• Task to complete:
In the rows below, take the stretch from the line containing "284, 105, 303]" through the line containing "242, 320, 249]", both included. Give those lines as a JSON list of strings, one string per line, with blank lines left out.

(Annotated element listings)
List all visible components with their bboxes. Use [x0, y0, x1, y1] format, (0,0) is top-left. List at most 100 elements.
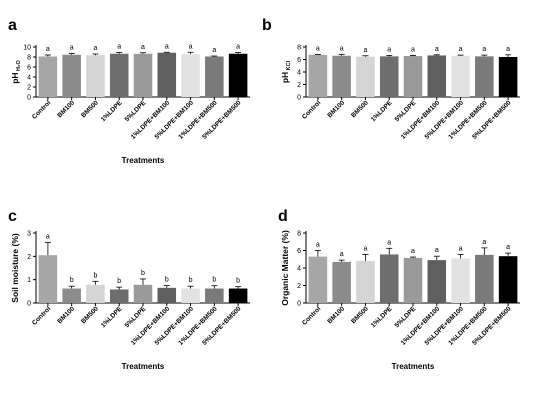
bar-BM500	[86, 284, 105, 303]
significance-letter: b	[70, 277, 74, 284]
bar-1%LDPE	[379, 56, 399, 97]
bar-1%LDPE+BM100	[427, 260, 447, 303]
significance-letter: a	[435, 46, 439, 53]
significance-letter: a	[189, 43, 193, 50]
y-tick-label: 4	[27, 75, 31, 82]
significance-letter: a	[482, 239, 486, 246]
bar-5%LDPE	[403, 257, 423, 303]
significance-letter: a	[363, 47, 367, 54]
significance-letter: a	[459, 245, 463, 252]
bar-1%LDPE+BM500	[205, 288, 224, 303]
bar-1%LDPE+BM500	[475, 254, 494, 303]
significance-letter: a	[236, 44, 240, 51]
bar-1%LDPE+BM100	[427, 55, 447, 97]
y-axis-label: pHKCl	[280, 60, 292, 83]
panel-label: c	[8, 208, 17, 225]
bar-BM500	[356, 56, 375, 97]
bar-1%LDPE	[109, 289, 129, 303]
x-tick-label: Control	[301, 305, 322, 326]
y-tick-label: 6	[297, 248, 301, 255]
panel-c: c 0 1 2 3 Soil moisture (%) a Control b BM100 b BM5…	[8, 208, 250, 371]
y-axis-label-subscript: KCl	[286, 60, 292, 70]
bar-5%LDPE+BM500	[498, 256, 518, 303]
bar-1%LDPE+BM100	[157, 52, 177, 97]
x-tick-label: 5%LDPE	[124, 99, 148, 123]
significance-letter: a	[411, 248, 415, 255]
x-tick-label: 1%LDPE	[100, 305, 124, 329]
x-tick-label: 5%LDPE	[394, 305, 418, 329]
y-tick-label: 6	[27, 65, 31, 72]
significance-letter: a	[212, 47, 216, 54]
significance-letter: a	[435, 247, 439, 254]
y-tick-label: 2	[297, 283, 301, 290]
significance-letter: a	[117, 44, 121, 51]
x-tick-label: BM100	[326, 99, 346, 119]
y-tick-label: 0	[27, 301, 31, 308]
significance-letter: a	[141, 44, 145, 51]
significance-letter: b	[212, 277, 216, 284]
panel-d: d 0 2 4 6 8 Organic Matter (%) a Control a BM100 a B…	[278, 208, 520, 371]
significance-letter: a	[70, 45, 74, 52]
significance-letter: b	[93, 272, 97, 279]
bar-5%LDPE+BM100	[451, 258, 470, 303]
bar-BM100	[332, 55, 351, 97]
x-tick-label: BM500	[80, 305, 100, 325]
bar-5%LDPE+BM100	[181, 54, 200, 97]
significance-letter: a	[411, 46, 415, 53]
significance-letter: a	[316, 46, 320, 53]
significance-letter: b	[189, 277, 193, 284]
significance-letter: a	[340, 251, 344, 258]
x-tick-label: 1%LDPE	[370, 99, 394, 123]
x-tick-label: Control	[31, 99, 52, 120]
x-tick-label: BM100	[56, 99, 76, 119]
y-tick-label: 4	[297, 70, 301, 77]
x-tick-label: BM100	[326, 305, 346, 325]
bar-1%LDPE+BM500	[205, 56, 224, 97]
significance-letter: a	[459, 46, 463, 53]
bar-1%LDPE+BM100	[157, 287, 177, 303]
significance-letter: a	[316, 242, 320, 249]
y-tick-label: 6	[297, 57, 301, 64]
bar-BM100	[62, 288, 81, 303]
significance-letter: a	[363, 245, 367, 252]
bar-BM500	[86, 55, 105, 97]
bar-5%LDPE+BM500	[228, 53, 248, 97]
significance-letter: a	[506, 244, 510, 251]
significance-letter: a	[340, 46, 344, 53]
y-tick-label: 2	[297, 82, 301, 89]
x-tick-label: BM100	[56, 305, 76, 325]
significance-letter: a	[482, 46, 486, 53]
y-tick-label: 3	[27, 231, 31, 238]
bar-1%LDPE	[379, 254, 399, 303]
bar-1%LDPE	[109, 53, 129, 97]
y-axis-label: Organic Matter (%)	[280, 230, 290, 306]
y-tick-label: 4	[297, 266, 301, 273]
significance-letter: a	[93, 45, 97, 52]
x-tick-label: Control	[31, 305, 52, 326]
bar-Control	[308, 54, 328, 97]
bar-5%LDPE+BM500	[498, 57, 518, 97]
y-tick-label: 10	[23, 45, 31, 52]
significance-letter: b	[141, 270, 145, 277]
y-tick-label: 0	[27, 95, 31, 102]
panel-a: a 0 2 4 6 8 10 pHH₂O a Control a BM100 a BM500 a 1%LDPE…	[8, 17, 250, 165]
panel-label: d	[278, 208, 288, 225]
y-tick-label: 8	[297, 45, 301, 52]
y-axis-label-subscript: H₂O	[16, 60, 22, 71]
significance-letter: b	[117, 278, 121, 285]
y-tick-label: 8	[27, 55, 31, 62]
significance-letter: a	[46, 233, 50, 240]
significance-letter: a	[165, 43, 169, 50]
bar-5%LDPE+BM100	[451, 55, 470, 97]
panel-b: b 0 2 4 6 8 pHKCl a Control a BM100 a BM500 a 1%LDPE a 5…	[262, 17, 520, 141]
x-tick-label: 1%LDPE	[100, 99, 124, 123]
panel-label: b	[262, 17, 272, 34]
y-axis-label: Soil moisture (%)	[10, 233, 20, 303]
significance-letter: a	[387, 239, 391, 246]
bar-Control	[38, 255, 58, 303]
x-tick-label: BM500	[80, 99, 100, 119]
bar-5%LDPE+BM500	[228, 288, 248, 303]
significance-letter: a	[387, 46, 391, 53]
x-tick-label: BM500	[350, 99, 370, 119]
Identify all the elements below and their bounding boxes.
--
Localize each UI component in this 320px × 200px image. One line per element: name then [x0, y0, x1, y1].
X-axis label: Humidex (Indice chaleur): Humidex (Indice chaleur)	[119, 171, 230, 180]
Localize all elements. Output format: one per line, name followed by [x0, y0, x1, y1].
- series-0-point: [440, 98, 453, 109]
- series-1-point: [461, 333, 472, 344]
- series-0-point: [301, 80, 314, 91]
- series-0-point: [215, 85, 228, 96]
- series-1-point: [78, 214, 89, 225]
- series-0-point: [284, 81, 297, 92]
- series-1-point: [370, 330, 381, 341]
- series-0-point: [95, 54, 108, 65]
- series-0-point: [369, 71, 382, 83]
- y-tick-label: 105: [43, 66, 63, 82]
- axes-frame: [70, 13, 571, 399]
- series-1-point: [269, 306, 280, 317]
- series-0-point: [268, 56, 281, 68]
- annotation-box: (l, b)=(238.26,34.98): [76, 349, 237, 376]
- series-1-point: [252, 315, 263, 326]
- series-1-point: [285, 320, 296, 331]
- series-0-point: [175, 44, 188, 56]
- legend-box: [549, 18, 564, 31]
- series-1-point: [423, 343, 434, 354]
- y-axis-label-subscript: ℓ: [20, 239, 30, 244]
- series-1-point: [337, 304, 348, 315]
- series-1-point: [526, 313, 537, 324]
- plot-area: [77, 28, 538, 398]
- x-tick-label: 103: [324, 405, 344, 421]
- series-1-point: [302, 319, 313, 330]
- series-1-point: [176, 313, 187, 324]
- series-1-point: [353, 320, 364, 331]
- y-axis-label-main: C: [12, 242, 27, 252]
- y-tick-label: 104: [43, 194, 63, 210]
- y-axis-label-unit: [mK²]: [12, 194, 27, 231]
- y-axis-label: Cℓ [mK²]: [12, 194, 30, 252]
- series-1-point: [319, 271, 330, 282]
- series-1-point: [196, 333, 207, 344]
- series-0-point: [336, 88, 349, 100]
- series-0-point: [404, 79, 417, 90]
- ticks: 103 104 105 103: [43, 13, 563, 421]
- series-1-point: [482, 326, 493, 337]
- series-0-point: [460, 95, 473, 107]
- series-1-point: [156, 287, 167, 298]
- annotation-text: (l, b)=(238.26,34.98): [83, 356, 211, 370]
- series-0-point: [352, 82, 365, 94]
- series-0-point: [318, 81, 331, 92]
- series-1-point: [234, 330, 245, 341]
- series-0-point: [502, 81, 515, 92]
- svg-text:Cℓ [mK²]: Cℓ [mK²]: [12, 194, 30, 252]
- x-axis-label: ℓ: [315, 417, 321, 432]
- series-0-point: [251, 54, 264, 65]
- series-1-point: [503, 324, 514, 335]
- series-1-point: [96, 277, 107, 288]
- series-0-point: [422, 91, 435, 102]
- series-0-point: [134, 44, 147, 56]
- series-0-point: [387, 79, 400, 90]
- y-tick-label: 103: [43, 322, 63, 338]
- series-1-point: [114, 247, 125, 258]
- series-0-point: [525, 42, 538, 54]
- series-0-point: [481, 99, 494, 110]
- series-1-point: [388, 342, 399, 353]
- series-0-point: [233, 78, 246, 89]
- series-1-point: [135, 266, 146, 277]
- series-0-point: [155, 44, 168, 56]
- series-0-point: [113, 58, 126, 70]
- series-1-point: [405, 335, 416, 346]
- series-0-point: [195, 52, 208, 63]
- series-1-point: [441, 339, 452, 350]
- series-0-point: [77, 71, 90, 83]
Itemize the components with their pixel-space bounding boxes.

• Exercise solution:
[
  "bar-BM500\t[86, 284, 105, 303]",
  "significance-letter: b\t[70, 277, 74, 284]",
  "bar-1%LDPE\t[379, 56, 399, 97]",
  "bar-1%LDPE+BM100\t[427, 260, 447, 303]",
  "significance-letter: a\t[435, 46, 439, 53]",
  "significance-letter: a\t[189, 43, 193, 50]",
  "y-tick-label: 4\t[27, 75, 31, 82]",
  "significance-letter: a\t[482, 239, 486, 246]",
  "bar-5%LDPE\t[403, 257, 423, 303]",
  "significance-letter: a\t[363, 47, 367, 54]",
  "significance-letter: a\t[459, 245, 463, 252]",
  "bar-1%LDPE+BM500\t[205, 288, 224, 303]",
  "bar-1%LDPE+BM500\t[475, 254, 494, 303]",
  "significance-letter: a\t[236, 44, 240, 51]",
  "bar-1%LDPE+BM100\t[427, 55, 447, 97]",
  "y-axis-label: pHKCl\t[280, 60, 292, 83]",
  "panel-label: c\t[8, 208, 17, 225]",
  "bar-BM500\t[356, 56, 375, 97]",
  "bar-1%LDPE\t[109, 289, 129, 303]",
  "x-tick-label: Control\t[301, 305, 322, 326]",
  "y-tick-label: 6\t[297, 248, 301, 255]",
  "panel-c: c 0 1 2 3 Soil moisture (%) a Control b BM100 b BM5…\t[8, 208, 250, 371]",
  "y-axis-label-subscript: KCl\t[286, 60, 292, 70]",
  "bar-5%LDPE+BM500\t[498, 256, 518, 303]",
  "bar-1%LDPE+BM100\t[157, 52, 177, 97]",
  "x-tick-label: 5%LDPE\t[124, 99, 148, 123]",
  "significance-letter: a\t[411, 248, 415, 255]",
  "x-tick-label: 1%LDPE\t[100, 305, 124, 329]",
  "x-tick-label: 5%LDPE\t[394, 305, 418, 329]",
  "y-tick-label: 6\t[27, 65, 31, 72]",
  "significance-letter: a\t[212, 47, 216, 54]",
  "significance-letter: a\t[435, 247, 439, 254]",
  "y-tick-label: 2\t[297, 283, 301, 290]",
  "significance-letter: a\t[117, 44, 121, 51]",
  "x-tick-label: BM100\t[326, 99, 346, 119]",
  "y-tick-label: 0\t[27, 301, 31, 308]",
  "significance-letter: a\t[141, 44, 145, 51]",
  "significance-letter: b\t[212, 277, 216, 284]",
  "panel-d: d 0 2 4 6 8 Organic Matter (%) a Control a BM100 a B…\t[278, 208, 520, 371]",
  "significance-letter: a\t[70, 45, 74, 52]",
  "significance-letter: b\t[93, 272, 97, 279]",
  "bar-5%LDPE+BM100\t[451, 258, 470, 303]",
  "bar-BM100\t[332, 55, 351, 97]",
  "x-tick-label: BM500\t[80, 305, 100, 325]",
  "bar-5%LDPE+BM100\t[181, 54, 200, 97]",
  "significance-letter: a\t[411, 46, 415, 53]",
  "significance-letter: a\t[316, 46, 320, 53]",
  "significance-letter: b\t[189, 277, 193, 284]",
  "significance-letter: a\t[340, 251, 344, 258]",
  "x-tick-label: 1%LDPE\t[370, 99, 394, 123]",
  "x-tick-label: Control\t[31, 99, 52, 120]",
  "x-tick-label: BM100\t[56, 99, 76, 119]",
  "y-tick-label: 4\t[297, 70, 301, 77]",
  "x-tick-label: BM100\t[326, 305, 346, 325]",
  "bar-1%LDPE+BM500\t[205, 56, 224, 97]",
  "significance-letter: a\t[459, 46, 463, 53]",
  "bar-1%LDPE+BM100\t[157, 287, 177, 303]",
  "significance-letter: a\t[316, 242, 320, 249]"
]